Structured figure records:
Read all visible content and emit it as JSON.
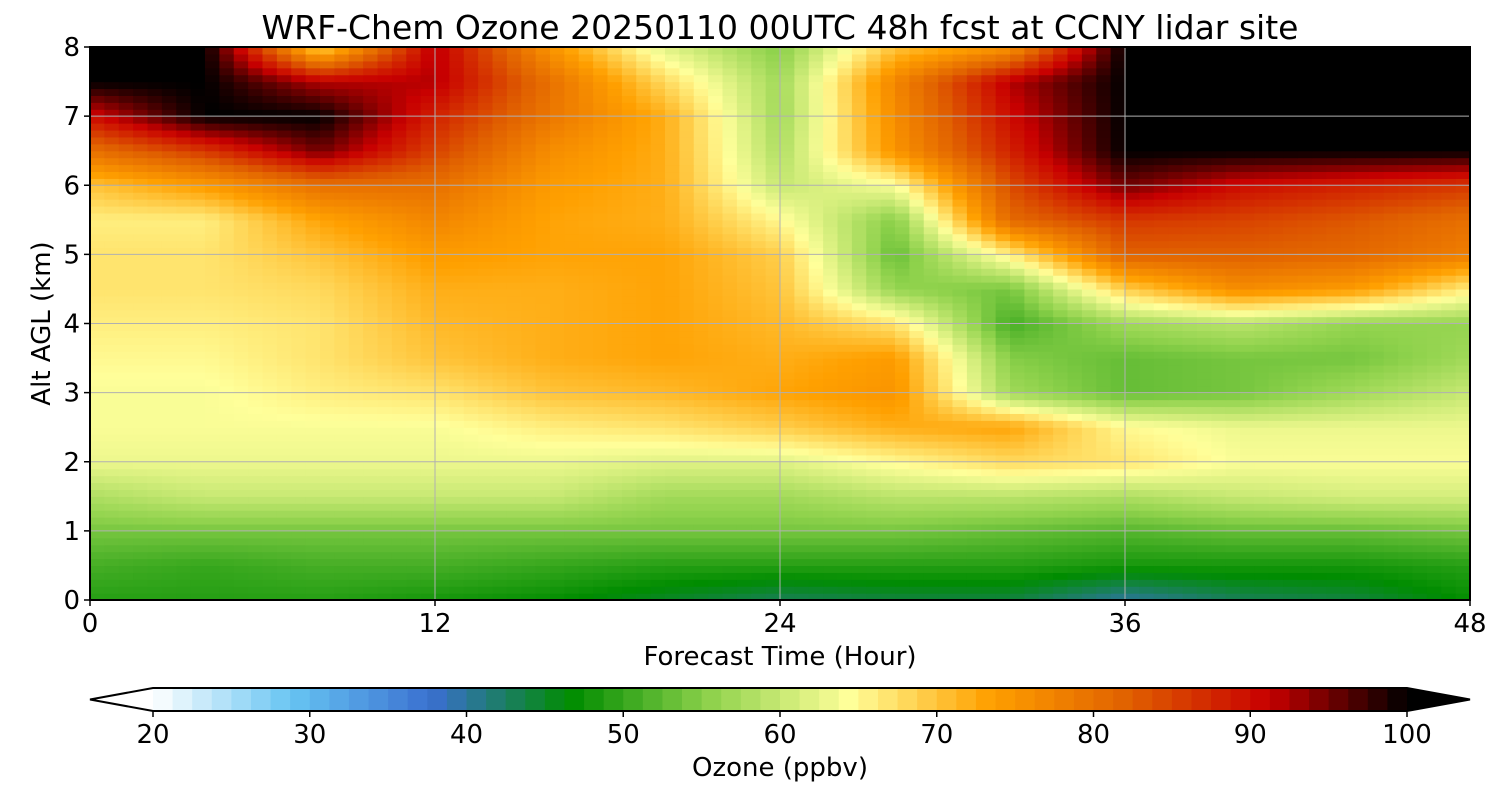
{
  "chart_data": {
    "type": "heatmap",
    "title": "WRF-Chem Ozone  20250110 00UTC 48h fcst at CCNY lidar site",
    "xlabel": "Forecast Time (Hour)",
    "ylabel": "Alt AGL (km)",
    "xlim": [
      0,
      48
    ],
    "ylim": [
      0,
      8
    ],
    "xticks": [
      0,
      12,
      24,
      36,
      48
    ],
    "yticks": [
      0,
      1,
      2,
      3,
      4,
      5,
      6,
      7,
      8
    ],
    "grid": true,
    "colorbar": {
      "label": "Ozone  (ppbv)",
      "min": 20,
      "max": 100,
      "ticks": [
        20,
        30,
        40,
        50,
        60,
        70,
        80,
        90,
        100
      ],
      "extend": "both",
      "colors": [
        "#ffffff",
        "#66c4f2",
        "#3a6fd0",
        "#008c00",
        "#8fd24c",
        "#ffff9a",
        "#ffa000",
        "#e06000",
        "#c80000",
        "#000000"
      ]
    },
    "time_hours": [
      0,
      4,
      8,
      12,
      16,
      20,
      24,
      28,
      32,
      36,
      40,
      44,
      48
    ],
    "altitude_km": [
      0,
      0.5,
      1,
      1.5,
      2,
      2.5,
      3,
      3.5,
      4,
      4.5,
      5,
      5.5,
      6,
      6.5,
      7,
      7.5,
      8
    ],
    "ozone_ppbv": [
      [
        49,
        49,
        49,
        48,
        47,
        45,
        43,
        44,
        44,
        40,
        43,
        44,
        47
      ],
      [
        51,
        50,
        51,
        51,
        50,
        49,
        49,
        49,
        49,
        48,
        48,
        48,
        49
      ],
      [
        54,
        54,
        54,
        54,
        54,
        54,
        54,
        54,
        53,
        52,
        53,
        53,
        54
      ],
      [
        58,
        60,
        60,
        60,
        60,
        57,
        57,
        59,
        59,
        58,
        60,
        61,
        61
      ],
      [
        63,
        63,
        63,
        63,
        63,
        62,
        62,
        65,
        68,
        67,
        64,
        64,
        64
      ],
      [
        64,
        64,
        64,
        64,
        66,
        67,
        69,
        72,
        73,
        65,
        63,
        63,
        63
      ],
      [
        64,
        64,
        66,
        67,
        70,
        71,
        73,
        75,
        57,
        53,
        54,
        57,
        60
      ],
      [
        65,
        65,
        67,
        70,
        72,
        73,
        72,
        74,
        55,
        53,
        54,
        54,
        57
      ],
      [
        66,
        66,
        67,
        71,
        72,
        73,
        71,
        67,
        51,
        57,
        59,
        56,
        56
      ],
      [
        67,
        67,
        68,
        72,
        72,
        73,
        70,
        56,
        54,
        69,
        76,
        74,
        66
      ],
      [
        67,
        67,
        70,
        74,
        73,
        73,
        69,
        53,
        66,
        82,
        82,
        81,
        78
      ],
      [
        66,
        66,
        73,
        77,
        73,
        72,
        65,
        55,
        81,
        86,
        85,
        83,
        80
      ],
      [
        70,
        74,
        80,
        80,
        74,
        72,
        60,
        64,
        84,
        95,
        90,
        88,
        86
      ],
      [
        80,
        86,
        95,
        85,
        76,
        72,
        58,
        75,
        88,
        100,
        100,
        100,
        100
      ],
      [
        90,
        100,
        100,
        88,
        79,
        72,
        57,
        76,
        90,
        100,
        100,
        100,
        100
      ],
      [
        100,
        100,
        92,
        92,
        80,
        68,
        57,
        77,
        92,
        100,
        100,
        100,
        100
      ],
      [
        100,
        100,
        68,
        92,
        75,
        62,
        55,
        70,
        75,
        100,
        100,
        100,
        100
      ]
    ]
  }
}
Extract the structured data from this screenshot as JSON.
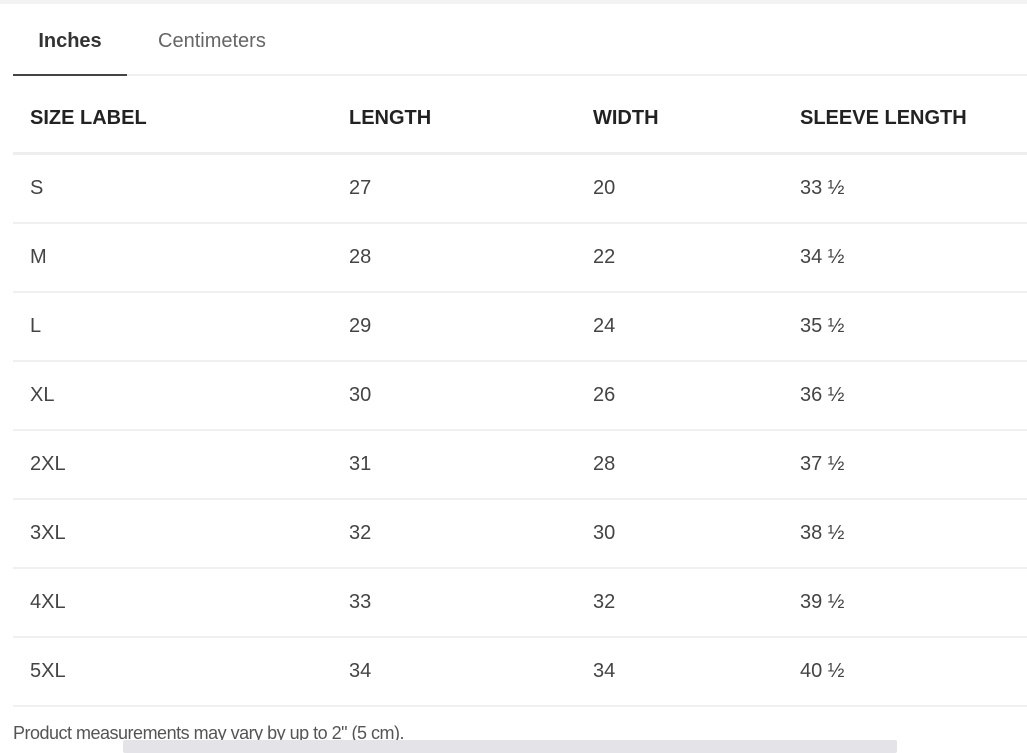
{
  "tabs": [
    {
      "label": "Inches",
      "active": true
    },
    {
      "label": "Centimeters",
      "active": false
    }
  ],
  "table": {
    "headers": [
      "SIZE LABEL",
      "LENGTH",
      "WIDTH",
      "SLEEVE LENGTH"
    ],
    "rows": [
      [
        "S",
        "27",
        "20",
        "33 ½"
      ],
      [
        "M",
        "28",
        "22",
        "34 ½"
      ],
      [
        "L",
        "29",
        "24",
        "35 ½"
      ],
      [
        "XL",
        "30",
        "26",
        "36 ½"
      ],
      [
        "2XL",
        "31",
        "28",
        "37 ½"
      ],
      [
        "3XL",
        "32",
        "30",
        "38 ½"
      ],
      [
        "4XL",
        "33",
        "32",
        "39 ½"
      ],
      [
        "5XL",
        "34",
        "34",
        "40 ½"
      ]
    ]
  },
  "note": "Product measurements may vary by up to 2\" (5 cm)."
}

* **TASK DIRECTIONS**
Copy every line of the listing that contains the word "JSON".

* **WRITTEN RESPONSE**
Read all visible content and emit it as JSON.
Extract the structured data from this screenshot as JSON.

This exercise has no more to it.